• [Goal]: Identify and reproduce every line holding the string "JSON".

== Dataset records ==

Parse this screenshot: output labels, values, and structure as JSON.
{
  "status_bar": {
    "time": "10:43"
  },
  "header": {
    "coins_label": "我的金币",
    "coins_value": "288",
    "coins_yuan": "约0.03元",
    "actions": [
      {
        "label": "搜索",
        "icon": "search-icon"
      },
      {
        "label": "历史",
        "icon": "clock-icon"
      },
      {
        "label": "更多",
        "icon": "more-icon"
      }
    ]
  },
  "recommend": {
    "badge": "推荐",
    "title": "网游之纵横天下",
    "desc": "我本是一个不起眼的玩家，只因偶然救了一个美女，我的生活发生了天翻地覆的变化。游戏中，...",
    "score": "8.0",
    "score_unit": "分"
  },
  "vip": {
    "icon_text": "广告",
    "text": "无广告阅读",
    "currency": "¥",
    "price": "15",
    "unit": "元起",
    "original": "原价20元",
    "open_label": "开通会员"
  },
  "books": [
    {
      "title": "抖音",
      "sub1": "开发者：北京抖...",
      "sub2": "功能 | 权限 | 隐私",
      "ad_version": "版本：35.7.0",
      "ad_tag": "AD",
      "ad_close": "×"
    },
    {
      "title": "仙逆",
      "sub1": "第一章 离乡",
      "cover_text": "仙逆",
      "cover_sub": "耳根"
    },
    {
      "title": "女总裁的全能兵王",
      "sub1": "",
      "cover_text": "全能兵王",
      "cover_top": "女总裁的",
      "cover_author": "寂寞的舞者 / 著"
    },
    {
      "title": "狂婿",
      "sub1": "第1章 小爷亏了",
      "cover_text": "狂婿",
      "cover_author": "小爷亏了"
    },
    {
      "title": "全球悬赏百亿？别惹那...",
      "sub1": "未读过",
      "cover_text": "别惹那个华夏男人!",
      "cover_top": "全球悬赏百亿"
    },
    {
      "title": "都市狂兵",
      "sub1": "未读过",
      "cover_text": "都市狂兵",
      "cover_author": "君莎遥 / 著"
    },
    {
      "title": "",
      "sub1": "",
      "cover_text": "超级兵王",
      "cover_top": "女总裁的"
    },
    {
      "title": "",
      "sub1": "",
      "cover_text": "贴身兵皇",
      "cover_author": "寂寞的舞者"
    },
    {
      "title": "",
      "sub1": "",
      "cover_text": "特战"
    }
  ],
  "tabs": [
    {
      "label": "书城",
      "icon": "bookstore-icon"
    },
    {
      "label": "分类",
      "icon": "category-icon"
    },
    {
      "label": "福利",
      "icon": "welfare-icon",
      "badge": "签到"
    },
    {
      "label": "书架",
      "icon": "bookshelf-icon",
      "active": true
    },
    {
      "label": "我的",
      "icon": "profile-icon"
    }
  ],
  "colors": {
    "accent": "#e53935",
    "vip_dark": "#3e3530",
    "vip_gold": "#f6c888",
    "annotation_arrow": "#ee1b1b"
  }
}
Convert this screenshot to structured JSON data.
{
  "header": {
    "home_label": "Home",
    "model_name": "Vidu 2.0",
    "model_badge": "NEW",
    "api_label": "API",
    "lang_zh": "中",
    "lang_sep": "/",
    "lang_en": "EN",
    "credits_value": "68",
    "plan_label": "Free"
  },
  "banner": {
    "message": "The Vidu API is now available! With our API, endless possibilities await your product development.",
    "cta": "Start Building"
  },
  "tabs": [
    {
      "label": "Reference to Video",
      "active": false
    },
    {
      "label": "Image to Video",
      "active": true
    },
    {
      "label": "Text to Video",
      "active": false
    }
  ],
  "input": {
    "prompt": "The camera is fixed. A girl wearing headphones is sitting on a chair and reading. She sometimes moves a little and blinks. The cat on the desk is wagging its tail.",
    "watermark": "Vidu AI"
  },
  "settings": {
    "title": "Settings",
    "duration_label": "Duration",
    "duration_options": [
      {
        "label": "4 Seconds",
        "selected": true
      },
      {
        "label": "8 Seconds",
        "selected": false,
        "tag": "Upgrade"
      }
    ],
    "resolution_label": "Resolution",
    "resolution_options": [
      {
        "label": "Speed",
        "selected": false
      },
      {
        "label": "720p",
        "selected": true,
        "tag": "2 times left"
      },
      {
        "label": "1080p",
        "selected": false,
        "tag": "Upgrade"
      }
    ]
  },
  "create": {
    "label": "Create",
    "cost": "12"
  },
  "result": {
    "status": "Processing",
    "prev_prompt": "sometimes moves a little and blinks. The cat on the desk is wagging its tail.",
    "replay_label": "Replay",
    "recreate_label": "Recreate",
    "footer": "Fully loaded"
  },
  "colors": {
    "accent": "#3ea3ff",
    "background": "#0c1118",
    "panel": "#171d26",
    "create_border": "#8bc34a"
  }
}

===

• [Answer]:
Parse this screenshot: output labels, values, and structure as JSON.
Convert this screenshot to structured JSON data.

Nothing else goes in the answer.